● **Given instruction**:
Only lines with the string "absenken" matter here; gather them from the material below.

Extracted records:
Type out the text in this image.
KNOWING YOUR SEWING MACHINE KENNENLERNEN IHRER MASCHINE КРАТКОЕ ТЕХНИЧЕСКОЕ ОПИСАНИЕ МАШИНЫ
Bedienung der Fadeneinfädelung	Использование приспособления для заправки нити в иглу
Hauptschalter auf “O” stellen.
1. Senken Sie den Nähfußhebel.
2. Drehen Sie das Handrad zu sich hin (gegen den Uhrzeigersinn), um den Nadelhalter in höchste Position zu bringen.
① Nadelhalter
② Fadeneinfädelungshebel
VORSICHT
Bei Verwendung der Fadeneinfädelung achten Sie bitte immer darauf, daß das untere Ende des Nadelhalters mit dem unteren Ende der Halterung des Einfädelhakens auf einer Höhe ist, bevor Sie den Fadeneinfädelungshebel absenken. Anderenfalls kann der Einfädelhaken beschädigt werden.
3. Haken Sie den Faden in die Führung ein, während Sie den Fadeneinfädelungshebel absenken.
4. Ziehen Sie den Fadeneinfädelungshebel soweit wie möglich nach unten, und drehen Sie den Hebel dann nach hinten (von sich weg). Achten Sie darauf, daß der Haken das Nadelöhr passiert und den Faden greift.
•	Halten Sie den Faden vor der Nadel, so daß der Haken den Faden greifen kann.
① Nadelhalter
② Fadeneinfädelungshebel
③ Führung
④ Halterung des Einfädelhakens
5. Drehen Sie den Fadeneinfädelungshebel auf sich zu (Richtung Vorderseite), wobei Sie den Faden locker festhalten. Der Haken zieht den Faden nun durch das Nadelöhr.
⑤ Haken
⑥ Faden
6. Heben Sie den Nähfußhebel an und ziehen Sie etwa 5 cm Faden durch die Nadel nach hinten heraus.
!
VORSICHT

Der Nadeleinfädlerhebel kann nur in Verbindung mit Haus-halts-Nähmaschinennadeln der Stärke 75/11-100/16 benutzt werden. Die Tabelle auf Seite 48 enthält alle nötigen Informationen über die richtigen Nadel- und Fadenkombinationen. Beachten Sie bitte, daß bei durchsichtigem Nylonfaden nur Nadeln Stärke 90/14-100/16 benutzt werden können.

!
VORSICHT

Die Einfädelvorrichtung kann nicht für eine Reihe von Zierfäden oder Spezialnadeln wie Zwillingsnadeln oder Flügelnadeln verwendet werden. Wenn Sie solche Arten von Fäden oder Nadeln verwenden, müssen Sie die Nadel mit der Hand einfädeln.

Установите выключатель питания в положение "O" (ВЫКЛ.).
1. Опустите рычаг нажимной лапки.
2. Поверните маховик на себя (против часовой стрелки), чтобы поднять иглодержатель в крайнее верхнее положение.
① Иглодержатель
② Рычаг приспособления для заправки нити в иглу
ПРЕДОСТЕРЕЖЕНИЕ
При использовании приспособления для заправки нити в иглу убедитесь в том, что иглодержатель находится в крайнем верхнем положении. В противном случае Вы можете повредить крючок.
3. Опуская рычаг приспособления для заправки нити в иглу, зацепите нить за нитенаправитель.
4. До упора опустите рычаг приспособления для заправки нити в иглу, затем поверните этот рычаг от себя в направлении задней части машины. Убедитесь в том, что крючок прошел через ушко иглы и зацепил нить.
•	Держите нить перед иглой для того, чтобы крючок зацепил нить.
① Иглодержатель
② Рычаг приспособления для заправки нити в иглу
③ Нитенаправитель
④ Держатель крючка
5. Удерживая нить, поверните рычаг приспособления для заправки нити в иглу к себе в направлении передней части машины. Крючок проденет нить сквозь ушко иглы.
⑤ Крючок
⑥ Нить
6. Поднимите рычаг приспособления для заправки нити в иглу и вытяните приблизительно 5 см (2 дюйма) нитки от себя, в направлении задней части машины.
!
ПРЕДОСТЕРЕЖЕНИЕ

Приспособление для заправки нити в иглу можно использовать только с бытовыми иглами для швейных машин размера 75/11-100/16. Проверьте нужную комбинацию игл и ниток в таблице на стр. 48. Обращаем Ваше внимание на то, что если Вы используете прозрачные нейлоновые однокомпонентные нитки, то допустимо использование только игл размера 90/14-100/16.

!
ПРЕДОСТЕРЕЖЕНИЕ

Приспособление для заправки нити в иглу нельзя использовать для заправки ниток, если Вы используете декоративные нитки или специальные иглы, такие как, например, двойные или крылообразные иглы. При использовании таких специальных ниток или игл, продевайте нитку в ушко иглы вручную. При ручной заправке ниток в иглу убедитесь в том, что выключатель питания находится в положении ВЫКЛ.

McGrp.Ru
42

● **In response**:
Bei Verwendung der Fadeneinfädelung achten Sie bitte immer darauf, daß das untere Ende des Nadelhalters mit dem unteren Ende der Halterung des Einfädelhakens auf einer Höhe ist, bevor Sie den Fadeneinfädelungshebel absenken. Anderenfalls kann der Einfädelhaken beschädigt werden.
3. Haken Sie den Faden in die Führung ein, während Sie den Fadeneinfädelungshebel absenken.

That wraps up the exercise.